Start Supplied data

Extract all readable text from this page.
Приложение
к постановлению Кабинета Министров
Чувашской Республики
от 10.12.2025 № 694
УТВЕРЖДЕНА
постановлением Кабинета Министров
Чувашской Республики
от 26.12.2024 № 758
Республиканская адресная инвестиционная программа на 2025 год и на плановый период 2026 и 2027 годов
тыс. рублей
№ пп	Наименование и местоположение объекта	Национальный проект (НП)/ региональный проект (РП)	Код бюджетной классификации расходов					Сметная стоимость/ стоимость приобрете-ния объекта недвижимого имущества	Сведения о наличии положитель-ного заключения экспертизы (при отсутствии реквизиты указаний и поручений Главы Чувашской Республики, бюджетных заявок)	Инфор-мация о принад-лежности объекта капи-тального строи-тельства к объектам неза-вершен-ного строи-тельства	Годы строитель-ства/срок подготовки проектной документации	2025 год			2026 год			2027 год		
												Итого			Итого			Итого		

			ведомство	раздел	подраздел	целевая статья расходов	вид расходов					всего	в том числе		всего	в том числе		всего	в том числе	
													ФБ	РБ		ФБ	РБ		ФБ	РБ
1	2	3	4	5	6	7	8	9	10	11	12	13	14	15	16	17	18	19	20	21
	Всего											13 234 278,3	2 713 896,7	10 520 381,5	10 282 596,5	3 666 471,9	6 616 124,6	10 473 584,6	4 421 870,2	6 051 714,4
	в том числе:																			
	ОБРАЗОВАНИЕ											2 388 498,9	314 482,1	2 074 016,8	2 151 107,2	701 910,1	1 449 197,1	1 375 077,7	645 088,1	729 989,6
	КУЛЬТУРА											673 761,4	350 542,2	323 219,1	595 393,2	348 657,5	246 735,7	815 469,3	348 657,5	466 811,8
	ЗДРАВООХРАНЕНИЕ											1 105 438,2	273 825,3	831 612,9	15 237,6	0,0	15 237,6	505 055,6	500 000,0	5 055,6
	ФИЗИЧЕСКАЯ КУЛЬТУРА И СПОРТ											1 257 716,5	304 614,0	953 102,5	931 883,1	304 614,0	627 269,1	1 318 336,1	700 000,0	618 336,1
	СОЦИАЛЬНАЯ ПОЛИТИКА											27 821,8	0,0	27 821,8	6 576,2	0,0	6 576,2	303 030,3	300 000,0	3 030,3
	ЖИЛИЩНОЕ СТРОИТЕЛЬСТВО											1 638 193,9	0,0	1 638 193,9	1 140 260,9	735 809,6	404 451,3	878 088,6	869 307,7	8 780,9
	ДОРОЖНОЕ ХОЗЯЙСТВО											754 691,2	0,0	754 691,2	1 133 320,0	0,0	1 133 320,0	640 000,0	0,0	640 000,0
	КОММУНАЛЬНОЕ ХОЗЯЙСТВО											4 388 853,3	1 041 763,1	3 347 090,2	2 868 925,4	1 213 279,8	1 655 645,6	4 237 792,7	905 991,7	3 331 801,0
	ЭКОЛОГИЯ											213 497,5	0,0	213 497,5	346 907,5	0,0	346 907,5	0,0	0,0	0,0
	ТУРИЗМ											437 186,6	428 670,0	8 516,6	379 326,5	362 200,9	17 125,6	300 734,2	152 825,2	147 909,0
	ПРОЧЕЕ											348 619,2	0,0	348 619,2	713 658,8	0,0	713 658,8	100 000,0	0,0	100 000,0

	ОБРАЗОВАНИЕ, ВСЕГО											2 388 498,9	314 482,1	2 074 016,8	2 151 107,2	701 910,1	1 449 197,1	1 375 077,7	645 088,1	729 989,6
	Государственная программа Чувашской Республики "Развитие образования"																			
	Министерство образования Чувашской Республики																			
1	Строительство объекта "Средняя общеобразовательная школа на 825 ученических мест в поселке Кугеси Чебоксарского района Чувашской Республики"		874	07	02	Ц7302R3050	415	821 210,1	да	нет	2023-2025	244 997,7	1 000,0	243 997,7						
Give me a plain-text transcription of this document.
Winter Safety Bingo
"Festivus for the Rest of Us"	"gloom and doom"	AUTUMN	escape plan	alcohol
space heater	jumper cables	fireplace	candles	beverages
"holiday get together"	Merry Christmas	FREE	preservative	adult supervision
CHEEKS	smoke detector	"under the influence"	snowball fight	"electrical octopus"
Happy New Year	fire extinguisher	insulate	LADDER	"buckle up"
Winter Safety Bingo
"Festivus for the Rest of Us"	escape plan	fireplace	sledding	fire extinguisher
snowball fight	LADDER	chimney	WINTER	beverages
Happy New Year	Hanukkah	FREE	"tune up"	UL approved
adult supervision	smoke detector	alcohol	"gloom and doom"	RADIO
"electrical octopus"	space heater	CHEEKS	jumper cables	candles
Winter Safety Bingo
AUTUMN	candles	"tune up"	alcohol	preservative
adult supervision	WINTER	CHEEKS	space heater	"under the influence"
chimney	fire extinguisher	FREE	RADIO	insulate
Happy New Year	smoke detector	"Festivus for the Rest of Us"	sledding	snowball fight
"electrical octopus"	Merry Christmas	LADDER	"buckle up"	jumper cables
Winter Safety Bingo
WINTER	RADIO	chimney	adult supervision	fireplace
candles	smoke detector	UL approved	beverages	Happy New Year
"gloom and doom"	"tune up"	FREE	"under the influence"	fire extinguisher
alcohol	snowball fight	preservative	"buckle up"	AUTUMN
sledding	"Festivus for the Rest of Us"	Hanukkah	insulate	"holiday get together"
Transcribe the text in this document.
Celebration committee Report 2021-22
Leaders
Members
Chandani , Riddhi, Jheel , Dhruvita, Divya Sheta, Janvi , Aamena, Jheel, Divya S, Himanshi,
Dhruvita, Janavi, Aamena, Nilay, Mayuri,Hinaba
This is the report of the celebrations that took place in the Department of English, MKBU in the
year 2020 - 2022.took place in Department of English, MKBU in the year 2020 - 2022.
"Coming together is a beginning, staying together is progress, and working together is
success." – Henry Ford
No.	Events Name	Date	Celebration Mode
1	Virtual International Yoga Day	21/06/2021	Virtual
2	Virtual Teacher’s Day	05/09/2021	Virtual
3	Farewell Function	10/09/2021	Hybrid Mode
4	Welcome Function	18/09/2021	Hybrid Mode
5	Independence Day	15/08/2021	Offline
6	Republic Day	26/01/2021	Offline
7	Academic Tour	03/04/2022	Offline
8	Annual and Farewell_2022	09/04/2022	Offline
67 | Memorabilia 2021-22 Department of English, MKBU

End Supplied data

Objective:
Repeat the entries shown above, every one, word for word.

Result for this exercise:
Extract all readable text from this page.
Приложение
к постановлению Кабинета Министров
Чувашской Республики
от 10.12.2025 № 694
УТВЕРЖДЕНА
постановлением Кабинета Министров
Чувашской Республики
от 26.12.2024 № 758
Республиканская адресная инвестиционная программа на 2025 год и на плановый период 2026 и 2027 годов
тыс. рублей
№ пп	Наименование и местоположение объекта	Национальный проект (НП)/ региональный проект (РП)	Код бюджетной классификации расходов					Сметная стоимость/ стоимость приобрете-ния объекта недвижимого имущества	Сведения о наличии положитель-ного заключения экспертизы (при отсутствии реквизиты указаний и поручений Главы Чувашской Республики, бюджетных заявок)	Инфор-мация о принад-лежности объекта капи-тального строи-тельства к объектам неза-вершен-ного строи-тельства	Годы строитель-ства/срок подготовки проектной документации	2025 год			2026 год			2027 год		
												Итого			Итого			Итого		

			ведомство	раздел	подраздел	целевая статья расходов	вид расходов					всего	в том числе		всего	в том числе		всего	в том числе	
													ФБ	РБ		ФБ	РБ		ФБ	РБ
1	2	3	4	5	6	7	8	9	10	11	12	13	14	15	16	17	18	19	20	21
	Всего											13 234 278,3	2 713 896,7	10 520 381,5	10 282 596,5	3 666 471,9	6 616 124,6	10 473 584,6	4 421 870,2	6 051 714,4
	в том числе:																			
	ОБРАЗОВАНИЕ											2 388 498,9	314 482,1	2 074 016,8	2 151 107,2	701 910,1	1 449 197,1	1 375 077,7	645 088,1	729 989,6
	КУЛЬТУРА											673 761,4	350 542,2	323 219,1	595 393,2	348 657,5	246 735,7	815 469,3	348 657,5	466 811,8
	ЗДРАВООХРАНЕНИЕ											1 105 438,2	273 825,3	831 612,9	15 237,6	0,0	15 237,6	505 055,6	500 000,0	5 055,6
	ФИЗИЧЕСКАЯ КУЛЬТУРА И СПОРТ											1 257 716,5	304 614,0	953 102,5	931 883,1	304 614,0	627 269,1	1 318 336,1	700 000,0	618 336,1
	СОЦИАЛЬНАЯ ПОЛИТИКА											27 821,8	0,0	27 821,8	6 576,2	0,0	6 576,2	303 030,3	300 000,0	3 030,3
	ЖИЛИЩНОЕ СТРОИТЕЛЬСТВО											1 638 193,9	0,0	1 638 193,9	1 140 260,9	735 809,6	404 451,3	878 088,6	869 307,7	8 780,9
	ДОРОЖНОЕ ХОЗЯЙСТВО											754 691,2	0,0	754 691,2	1 133 320,0	0,0	1 133 320,0	640 000,0	0,0	640 000,0
	КОММУНАЛЬНОЕ ХОЗЯЙСТВО											4 388 853,3	1 041 763,1	3 347 090,2	2 868 925,4	1 213 279,8	1 655 645,6	4 237 792,7	905 991,7	3 331 801,0
	ЭКОЛОГИЯ											213 497,5	0,0	213 497,5	346 907,5	0,0	346 907,5	0,0	0,0	0,0
	ТУРИЗМ											437 186,6	428 670,0	8 516,6	379 326,5	362 200,9	17 125,6	300 734,2	152 825,2	147 909,0
	ПРОЧЕЕ											348 619,2	0,0	348 619,2	713 658,8	0,0	713 658,8	100 000,0	0,0	100 000,0

	ОБРАЗОВАНИЕ, ВСЕГО											2 388 498,9	314 482,1	2 074 016,8	2 151 107,2	701 910,1	1 449 197,1	1 375 077,7	645 088,1	729 989,6
	Государственная программа Чувашской Республики "Развитие образования"																			
	Министерство образования Чувашской Республики																			
1	Строительство объекта "Средняя общеобразовательная школа на 825 ученических мест в поселке Кугеси Чебоксарского района Чувашской Республики"		874	07	02	Ц7302R3050	415	821 210,1	да	нет	2023-2025	244 997,7	1 000,0	243 997,7						
Give me a plain-text transcription of this document.
Winter Safety Bingo
"Festivus for the Rest of Us"	"gloom and doom"	AUTUMN	escape plan	alcohol
space heater	jumper cables	fireplace	candles	beverages
"holiday get together"	Merry Christmas	FREE	preservative	adult supervision
CHEEKS	smoke detector	"under the influence"	snowball fight	"electrical octopus"
Happy New Year	fire extinguisher	insulate	LADDER	"buckle up"
Winter Safety Bingo
"Festivus for the Rest of Us"	escape plan	fireplace	sledding	fire extinguisher
snowball fight	LADDER	chimney	WINTER	beverages
Happy New Year	Hanukkah	FREE	"tune up"	UL approved
adult supervision	smoke detector	alcohol	"gloom and doom"	RADIO
"electrical octopus"	space heater	CHEEKS	jumper cables	candles
Winter Safety Bingo
AUTUMN	candles	"tune up"	alcohol	preservative
adult supervision	WINTER	CHEEKS	space heater	"under the influence"
chimney	fire extinguisher	FREE	RADIO	insulate
Happy New Year	smoke detector	"Festivus for the Rest of Us"	sledding	snowball fight
"electrical octopus"	Merry Christmas	LADDER	"buckle up"	jumper cables
Winter Safety Bingo
WINTER	RADIO	chimney	adult supervision	fireplace
candles	smoke detector	UL approved	beverages	Happy New Year
"gloom and doom"	"tune up"	FREE	"under the influence"	fire extinguisher
alcohol	snowball fight	preservative	"buckle up"	AUTUMN
sledding	"Festivus for the Rest of Us"	Hanukkah	insulate	"holiday get together"
Transcribe the text in this document.
Celebration committee Report 2021-22
Leaders
Members
Chandani , Riddhi, Jheel , Dhruvita, Divya Sheta, Janvi , Aamena, Jheel, Divya S, Himanshi,
Dhruvita, Janavi, Aamena, Nilay, Mayuri,Hinaba
This is the report of the celebrations that took place in the Department of English, MKBU in the
year 2020 - 2022.took place in Department of English, MKBU in the year 2020 - 2022.
"Coming together is a beginning, staying together is progress, and working together is
success." – Henry Ford
No.	Events Name	Date	Celebration Mode
1	Virtual International Yoga Day	21/06/2021	Virtual
2	Virtual Teacher’s Day	05/09/2021	Virtual
3	Farewell Function	10/09/2021	Hybrid Mode
4	Welcome Function	18/09/2021	Hybrid Mode
5	Independence Day	15/08/2021	Offline
6	Republic Day	26/01/2021	Offline
7	Academic Tour	03/04/2022	Offline
8	Annual and Farewell_2022	09/04/2022	Offline
67 | Memorabilia 2021-22 Department of English, MKBU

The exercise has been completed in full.